(Collected data)

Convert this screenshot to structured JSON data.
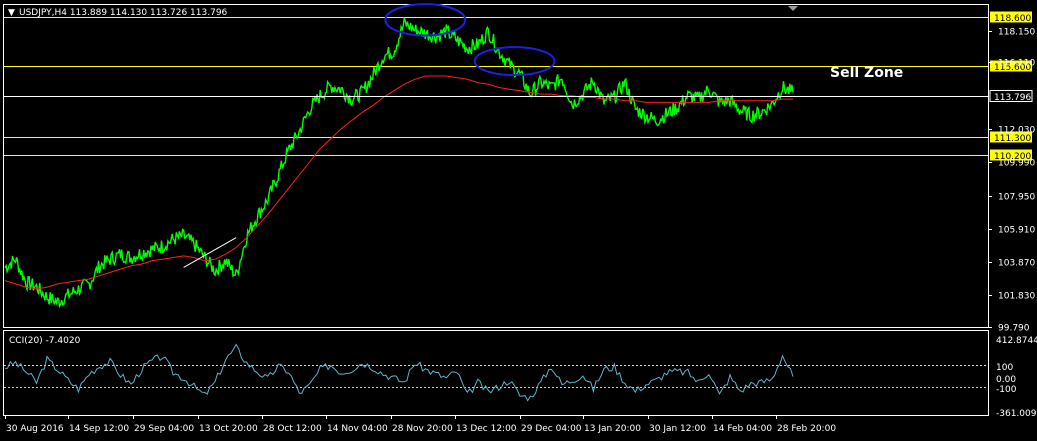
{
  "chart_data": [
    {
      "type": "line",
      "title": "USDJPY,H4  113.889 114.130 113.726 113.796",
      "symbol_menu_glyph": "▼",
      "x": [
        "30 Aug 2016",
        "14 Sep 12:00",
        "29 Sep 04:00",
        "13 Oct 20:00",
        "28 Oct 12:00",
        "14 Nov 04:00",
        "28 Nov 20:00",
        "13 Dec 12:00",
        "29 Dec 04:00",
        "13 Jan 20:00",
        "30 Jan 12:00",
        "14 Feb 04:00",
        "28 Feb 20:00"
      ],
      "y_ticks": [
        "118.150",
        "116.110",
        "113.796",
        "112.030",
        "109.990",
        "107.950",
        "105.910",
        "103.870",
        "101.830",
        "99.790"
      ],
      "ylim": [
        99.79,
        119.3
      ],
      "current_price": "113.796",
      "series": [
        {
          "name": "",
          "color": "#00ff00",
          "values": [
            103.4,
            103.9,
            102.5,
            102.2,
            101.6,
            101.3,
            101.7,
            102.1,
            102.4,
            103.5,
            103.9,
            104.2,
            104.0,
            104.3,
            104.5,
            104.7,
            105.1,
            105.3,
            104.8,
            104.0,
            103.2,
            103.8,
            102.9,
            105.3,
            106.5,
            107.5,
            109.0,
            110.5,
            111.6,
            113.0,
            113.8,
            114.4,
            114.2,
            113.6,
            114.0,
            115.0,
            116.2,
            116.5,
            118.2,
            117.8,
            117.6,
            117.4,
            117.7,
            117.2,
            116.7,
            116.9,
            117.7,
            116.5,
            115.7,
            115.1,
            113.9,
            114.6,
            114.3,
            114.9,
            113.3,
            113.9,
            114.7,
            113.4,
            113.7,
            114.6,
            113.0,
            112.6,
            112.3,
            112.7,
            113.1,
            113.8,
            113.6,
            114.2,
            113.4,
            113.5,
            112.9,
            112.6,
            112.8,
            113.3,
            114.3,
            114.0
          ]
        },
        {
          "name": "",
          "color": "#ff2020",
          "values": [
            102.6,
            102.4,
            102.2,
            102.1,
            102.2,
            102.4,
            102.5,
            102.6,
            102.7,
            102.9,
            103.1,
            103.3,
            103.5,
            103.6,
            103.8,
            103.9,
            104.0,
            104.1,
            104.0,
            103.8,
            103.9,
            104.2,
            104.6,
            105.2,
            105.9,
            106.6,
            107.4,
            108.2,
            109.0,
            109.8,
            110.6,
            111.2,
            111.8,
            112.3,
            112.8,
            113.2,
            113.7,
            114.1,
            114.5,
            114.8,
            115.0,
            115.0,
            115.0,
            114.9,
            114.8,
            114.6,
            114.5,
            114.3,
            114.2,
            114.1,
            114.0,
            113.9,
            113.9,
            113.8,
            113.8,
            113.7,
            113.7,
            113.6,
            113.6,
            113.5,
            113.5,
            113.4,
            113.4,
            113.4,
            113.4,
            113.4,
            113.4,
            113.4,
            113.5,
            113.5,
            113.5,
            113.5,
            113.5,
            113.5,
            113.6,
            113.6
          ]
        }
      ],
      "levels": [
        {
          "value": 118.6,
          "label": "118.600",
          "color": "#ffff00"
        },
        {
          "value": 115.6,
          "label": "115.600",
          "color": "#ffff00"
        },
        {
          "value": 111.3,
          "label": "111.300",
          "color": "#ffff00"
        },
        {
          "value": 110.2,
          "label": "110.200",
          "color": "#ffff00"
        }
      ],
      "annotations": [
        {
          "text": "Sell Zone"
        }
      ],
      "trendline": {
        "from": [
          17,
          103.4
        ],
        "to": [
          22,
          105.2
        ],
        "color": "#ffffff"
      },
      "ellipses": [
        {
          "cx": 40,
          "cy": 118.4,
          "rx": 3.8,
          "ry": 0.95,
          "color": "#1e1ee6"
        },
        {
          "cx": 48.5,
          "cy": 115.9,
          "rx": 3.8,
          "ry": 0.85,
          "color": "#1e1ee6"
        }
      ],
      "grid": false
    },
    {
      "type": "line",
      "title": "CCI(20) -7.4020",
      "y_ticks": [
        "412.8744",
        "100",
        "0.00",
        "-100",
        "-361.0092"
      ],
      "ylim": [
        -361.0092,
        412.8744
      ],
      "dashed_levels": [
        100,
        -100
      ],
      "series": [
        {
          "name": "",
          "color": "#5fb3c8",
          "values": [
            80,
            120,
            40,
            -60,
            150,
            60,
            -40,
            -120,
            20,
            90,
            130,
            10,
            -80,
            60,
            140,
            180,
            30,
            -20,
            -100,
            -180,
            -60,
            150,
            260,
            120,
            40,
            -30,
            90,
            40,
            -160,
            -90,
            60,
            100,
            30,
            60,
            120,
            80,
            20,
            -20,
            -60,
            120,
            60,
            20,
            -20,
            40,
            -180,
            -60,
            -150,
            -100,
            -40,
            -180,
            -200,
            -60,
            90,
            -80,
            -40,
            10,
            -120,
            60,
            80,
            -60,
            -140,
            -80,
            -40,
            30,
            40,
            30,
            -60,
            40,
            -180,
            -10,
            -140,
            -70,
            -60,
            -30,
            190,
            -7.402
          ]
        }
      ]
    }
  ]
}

▶ [What this task involves]: Read the data above and pull out each line that holds the string "title".

▶ [Finished answer]:
      "title": "USDJPY,H4  113.889 114.130 113.726 113.796",
      "title": "CCI(20) -7.4020",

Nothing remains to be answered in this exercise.